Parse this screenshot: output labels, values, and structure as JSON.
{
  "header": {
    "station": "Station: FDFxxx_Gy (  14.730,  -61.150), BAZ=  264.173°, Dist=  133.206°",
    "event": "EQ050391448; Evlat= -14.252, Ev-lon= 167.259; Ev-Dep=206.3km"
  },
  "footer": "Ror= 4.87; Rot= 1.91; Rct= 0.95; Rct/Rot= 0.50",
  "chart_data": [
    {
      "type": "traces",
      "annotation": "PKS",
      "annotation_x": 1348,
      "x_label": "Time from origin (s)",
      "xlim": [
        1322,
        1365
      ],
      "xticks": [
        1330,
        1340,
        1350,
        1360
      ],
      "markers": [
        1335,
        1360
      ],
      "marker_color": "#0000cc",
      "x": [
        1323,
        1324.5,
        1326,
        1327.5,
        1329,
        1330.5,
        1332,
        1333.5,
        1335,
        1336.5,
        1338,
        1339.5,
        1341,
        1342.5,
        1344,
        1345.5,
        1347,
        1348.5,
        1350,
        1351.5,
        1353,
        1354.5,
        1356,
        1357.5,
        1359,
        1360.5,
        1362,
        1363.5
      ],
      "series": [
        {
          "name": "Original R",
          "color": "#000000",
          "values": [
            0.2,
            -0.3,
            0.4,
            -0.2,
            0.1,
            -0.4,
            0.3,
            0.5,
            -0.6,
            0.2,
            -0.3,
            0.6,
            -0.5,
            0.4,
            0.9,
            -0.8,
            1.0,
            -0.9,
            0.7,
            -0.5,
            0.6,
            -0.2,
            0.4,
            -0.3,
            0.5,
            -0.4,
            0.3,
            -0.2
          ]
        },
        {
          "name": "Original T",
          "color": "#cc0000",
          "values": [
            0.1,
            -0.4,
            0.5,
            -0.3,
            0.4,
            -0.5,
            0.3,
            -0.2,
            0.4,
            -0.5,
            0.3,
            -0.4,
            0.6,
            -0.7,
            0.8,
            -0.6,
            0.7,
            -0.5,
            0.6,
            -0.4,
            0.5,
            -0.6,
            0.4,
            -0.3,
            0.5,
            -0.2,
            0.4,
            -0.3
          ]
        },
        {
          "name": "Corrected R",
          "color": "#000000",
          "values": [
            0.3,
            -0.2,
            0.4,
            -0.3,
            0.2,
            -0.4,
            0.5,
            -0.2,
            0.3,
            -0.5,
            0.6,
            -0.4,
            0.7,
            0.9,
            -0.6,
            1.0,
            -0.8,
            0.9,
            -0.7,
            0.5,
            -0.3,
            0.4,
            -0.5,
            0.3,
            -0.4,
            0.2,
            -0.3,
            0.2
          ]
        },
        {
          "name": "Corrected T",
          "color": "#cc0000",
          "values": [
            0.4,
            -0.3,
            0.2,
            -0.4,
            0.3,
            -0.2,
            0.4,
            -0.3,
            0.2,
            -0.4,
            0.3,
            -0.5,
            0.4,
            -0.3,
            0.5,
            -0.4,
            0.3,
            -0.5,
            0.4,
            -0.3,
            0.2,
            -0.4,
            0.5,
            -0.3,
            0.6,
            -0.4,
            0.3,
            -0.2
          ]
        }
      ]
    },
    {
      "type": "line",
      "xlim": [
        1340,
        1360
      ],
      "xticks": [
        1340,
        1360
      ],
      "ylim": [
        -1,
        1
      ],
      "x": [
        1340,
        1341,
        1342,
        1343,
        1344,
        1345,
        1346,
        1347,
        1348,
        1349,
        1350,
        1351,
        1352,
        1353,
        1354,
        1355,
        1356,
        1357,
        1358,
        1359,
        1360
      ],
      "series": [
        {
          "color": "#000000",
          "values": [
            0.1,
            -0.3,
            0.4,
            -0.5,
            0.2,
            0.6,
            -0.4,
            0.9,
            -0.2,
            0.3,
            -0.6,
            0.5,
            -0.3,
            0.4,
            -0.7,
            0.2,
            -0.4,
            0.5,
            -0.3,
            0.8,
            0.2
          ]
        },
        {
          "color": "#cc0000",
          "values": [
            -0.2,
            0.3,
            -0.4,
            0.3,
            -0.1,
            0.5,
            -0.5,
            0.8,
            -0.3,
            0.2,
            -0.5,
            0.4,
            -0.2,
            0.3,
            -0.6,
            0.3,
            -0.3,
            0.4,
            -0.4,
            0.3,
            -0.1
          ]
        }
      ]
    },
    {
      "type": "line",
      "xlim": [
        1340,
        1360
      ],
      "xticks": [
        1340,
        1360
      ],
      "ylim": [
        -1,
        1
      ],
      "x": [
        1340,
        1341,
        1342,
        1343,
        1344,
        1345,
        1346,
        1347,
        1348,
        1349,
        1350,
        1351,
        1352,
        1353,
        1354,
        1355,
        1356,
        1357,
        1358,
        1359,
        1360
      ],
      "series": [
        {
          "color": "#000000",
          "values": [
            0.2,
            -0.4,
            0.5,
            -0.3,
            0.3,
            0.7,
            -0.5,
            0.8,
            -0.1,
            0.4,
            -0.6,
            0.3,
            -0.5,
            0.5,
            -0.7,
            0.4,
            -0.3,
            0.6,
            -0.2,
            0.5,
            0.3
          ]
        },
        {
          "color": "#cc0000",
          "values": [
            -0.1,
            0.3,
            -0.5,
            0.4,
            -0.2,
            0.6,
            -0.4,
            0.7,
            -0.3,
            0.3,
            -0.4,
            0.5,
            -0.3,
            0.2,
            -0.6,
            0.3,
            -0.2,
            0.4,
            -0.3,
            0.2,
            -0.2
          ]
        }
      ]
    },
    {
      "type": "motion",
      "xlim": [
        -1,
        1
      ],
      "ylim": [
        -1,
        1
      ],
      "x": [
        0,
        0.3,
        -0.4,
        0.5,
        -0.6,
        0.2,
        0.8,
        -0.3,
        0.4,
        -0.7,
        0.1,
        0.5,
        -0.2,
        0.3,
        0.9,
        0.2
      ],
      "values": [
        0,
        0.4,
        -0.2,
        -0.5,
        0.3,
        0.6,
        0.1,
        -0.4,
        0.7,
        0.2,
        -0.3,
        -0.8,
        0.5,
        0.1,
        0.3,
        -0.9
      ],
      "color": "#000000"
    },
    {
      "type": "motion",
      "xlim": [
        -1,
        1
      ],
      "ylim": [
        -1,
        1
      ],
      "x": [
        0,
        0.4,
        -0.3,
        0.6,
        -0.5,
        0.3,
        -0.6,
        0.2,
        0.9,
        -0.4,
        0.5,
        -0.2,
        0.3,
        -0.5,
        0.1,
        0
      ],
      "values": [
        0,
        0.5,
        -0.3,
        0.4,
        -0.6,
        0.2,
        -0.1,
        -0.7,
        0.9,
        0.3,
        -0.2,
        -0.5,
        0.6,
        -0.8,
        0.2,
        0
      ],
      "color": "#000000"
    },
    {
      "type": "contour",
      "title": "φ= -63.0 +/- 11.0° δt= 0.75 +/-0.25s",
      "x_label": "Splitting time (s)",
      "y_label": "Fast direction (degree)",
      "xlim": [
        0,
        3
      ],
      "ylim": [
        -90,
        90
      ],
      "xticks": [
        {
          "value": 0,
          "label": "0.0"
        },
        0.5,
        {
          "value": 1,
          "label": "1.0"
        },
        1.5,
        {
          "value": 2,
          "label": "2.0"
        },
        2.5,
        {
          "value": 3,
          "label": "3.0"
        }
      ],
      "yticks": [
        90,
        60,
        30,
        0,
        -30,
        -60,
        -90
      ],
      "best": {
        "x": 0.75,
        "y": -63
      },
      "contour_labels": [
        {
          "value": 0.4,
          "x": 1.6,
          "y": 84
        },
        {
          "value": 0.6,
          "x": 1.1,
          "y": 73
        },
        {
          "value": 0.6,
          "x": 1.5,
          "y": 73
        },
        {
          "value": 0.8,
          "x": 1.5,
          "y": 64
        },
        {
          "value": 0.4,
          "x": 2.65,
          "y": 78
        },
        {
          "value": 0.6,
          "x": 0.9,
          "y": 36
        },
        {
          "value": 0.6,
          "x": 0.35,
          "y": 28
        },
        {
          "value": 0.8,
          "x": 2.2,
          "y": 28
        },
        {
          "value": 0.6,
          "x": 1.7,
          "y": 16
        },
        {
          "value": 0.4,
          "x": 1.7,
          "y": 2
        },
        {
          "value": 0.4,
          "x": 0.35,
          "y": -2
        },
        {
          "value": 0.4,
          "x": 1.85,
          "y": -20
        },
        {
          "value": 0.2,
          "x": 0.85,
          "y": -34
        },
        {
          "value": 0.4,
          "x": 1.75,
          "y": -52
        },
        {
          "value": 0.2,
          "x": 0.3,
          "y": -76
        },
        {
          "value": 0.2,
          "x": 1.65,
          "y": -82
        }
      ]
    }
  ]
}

§ **Exercise description**
Lines containing the word "name" are to be counted in the listing; state their number alone.

§ **Reply to the exercise**
4